# Problem
Copy the data precisely, character for character, and leave out every picture.

##### Recorded information #####

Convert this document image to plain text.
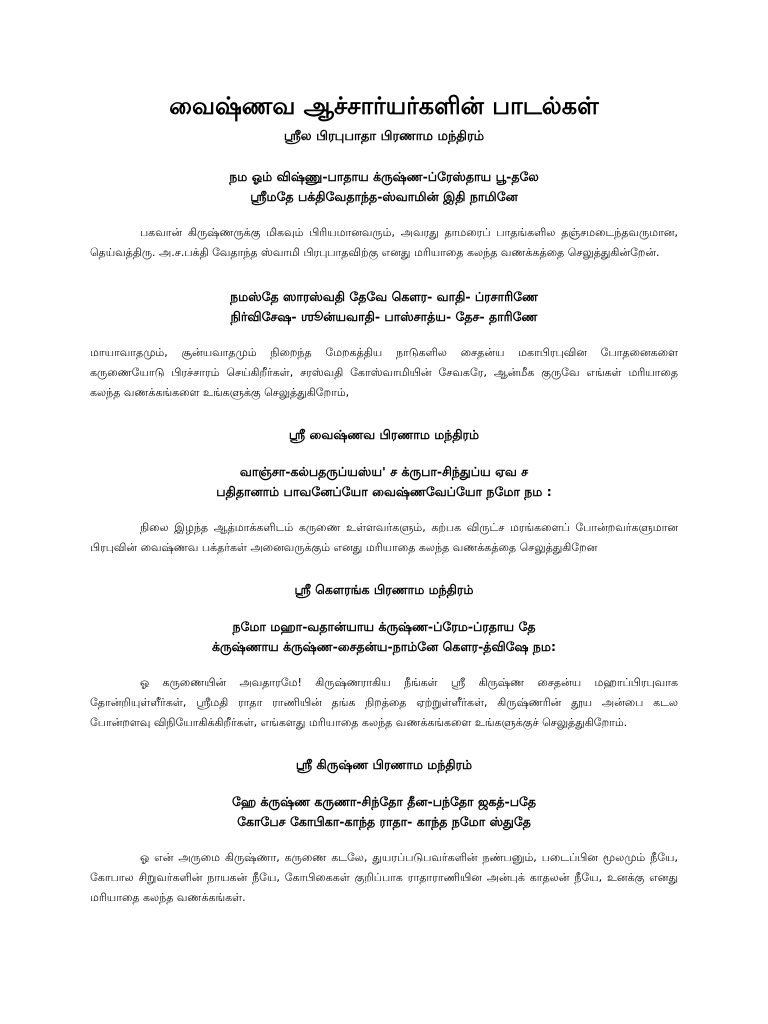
வைஷ்ணவ ஆச்சார்யர்களின் பாடல்கள்
ஸ்ரீல பிரபுபாதா பிரணாம மந்திரம்
நம ஓம் விஷ்ணு-பாதாய க்ருஷ்ண-ப்ரேஸ்தாய பூ-தலே
ஸ்ரீமதே பக்திவேதாந்த-ஸ்வாமின் இதி நாமினே

பகவான் கிருஷ்ணருக்கு மிகவும் பிரியமானவரும், அவரது தாமரைப் பாதங்களில தஞ்சமடைந்தவருமான, தெய்வத்திரு. அ.ச.பக்தி வேதாந்த ஸ்வாமி பிரபுபாதவிற்கு எனது மரியாதை கலந்த வணக்கத்தை செலுத்துகின்றேன்.

நமஸ்தே ஸாரஸ்வதி தேவே கௌர- வாதி- ப்ரசாரிணே
நிர்விசேஷ- ஶூன்யவாதி- பாஸ்சாத்ய- தேச- தாரிணே

மாயாவாதமும், சூன்யவாதமும் நிறைந்த மேறகத்திய நாடுகளில சைதன்ய மகாபிரபுவின போதனைகளை கருணையோடு பிரச்சாரம் செய்கிறீர்கள், சரஸ்வதி கோஸ்வாமியின் சேவகரே, ஆன்மீக குருவே எங்கள் மரியாதை கலந்த வணக்கங்களை உங்களுக்கு செலுத்துகிறோம்,

ஸ்ரீ வைஷ்ணவ பிரணாம மந்திரம்
வாஞ்சா-கல்பதருப்யஸ்ய' ச க்ருபா-சிந்துப்ய ஏவ ச
பதிதானாம் பாவனேப்யோ வைஷ்ணவேப்யோ நமோ நம :

நிலை இழந்த ஆத்மாக்களிடம் கருணை உள்ளவர்களும், கற்பக விருட்ச மரங்களைப் போன்றவர்களுமான பிரபுவின் வைஷ்ணவ பக்தர்கள் அனைவருக்கும் எனது மரியாதை கலந்த வணக்கத்தை செலுத்துகிறேன

ஸ்ரீ கௌரங்க பிரணாம மந்திரம்
நமோ மஹா-வதான்யாய க்ருஷ்ண-ப்ரேம-ப்ரதாய தே
க்ருஷ்ணாய க்ருஷ்ண-சைதன்ய-நாம்னே கௌர-த்விஷே நம:

ஓ கருணையின் அவதாரமே! கிருஷ்ணராகிய நீங்கள் ஸ்ரீ கிருஷ்ண சைதன்ய மஹாப்பிரபுவாக தோன்றியுள்ளீர்கள், ஸ்ரீமதி ராதா ராணியின் தங்க நிறத்தை ஏற்றுள்ளீர்கள், கிருஷ்ணரின் தூய அன்பை கடல போன்றளவு விநியோகிக்கிறீர்கள், எங்களது மரியாதை கலந்த வணக்கங்களை உங்களுக்குச் செலுத்துகிறோம்.

ஸ்ரீ கிருஷ்ண பிரணாம மந்திரம்
ஹே க்ருஷ்ண கருணா-சிந்தோ தீன-பந்தோ ஜகத்-பதே
கோபேச கோபிகா-காந்த ராதா- காந்த நமோ ஸ்துதே

ஓ என் அருமை கிருஷ்ணா, கருணை கடலே, துயரப்படுபவர்களின் நண்பனும், படைப்பின மூலமும் நீயே, கோபால சிறுவர்களின் நாயகன் நீயே, கோபிகைகள் குறிப்பாக ராதாராணியின அன்புக் காதலன் நீயே, உனக்கு எனது மரியாதை கலந்த வணக்கங்கள்.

#####

# Full solution
Convert this document image to plain text.
வைஷ்ணவ ஆச்சார்யர்களின் பாடல்கள்
ஸ்ரீல பிரபுபாதா பிரணாம மந்திரம்
நம ஓம் விஷ்ணு-பாதாய க்ருஷ்ண-ப்ரேஸ்தாய பூ-தலே
ஸ்ரீமதே பக்திவேதாந்த-ஸ்வாமின் இதி நாமினே

பகவான் கிருஷ்ணருக்கு மிகவும் பிரியமானவரும், அவரது தாமரைப் பாதங்களில தஞ்சமடைந்தவருமான, தெய்வத்திரு. அ.ச.பக்தி வேதாந்த ஸ்வாமி பிரபுபாதவிற்கு எனது மரியாதை கலந்த வணக்கத்தை செலுத்துகின்றேன்.

நமஸ்தே ஸாரஸ்வதி தேவே கௌர- வாதி- ப்ரசாரிணே
நிர்விசேஷ- ஶூன்யவாதி- பாஸ்சாத்ய- தேச- தாரிணே

மாயாவாதமும், சூன்யவாதமும் நிறைந்த மேறகத்திய நாடுகளில சைதன்ய மகாபிரபுவின போதனைகளை கருணையோடு பிரச்சாரம் செய்கிறீர்கள், சரஸ்வதி கோஸ்வாமியின் சேவகரே, ஆன்மீக குருவே எங்கள் மரியாதை கலந்த வணக்கங்களை உங்களுக்கு செலுத்துகிறோம்,

ஸ்ரீ வைஷ்ணவ பிரணாம மந்திரம்
வாஞ்சா-கல்பதருப்யஸ்ய' ச க்ருபா-சிந்துப்ய ஏவ ச
பதிதானாம் பாவனேப்யோ வைஷ்ணவேப்யோ நமோ நம :

நிலை இழந்த ஆத்மாக்களிடம் கருணை உள்ளவர்களும், கற்பக விருட்ச மரங்களைப் போன்றவர்களுமான பிரபுவின் வைஷ்ணவ பக்தர்கள் அனைவருக்கும் எனது மரியாதை கலந்த வணக்கத்தை செலுத்துகிறேன

ஸ்ரீ கௌரங்க பிரணாம மந்திரம்
நமோ மஹா-வதான்யாய க்ருஷ்ண-ப்ரேம-ப்ரதாய தே
க்ருஷ்ணாய க்ருஷ்ண-சைதன்ய-நாம்னே கௌர-த்விஷே நம:

ஓ கருணையின் அவதாரமே! கிருஷ்ணராகிய நீங்கள் ஸ்ரீ கிருஷ்ண சைதன்ய மஹாப்பிரபுவாக தோன்றியுள்ளீர்கள், ஸ்ரீமதி ராதா ராணியின் தங்க நிறத்தை ஏற்றுள்ளீர்கள், கிருஷ்ணரின் தூய அன்பை கடல போன்றளவு விநியோகிக்கிறீர்கள், எங்களது மரியாதை கலந்த வணக்கங்களை உங்களுக்குச் செலுத்துகிறோம்.

ஸ்ரீ கிருஷ்ண பிரணாம மந்திரம்
ஹே க்ருஷ்ண கருணா-சிந்தோ தீன-பந்தோ ஜகத்-பதே
கோபேச கோபிகா-காந்த ராதா- காந்த நமோ ஸ்துதே

ஓ என் அருமை கிருஷ்ணா, கருணை கடலே, துயரப்படுபவர்களின் நண்பனும், படைப்பின மூலமும் நீயே, கோபால சிறுவர்களின் நாயகன் நீயே, கோபிகைகள் குறிப்பாக ராதாராணியின அன்புக் காதலன் நீயே, உனக்கு எனது மரியாதை கலந்த வணக்கங்கள்.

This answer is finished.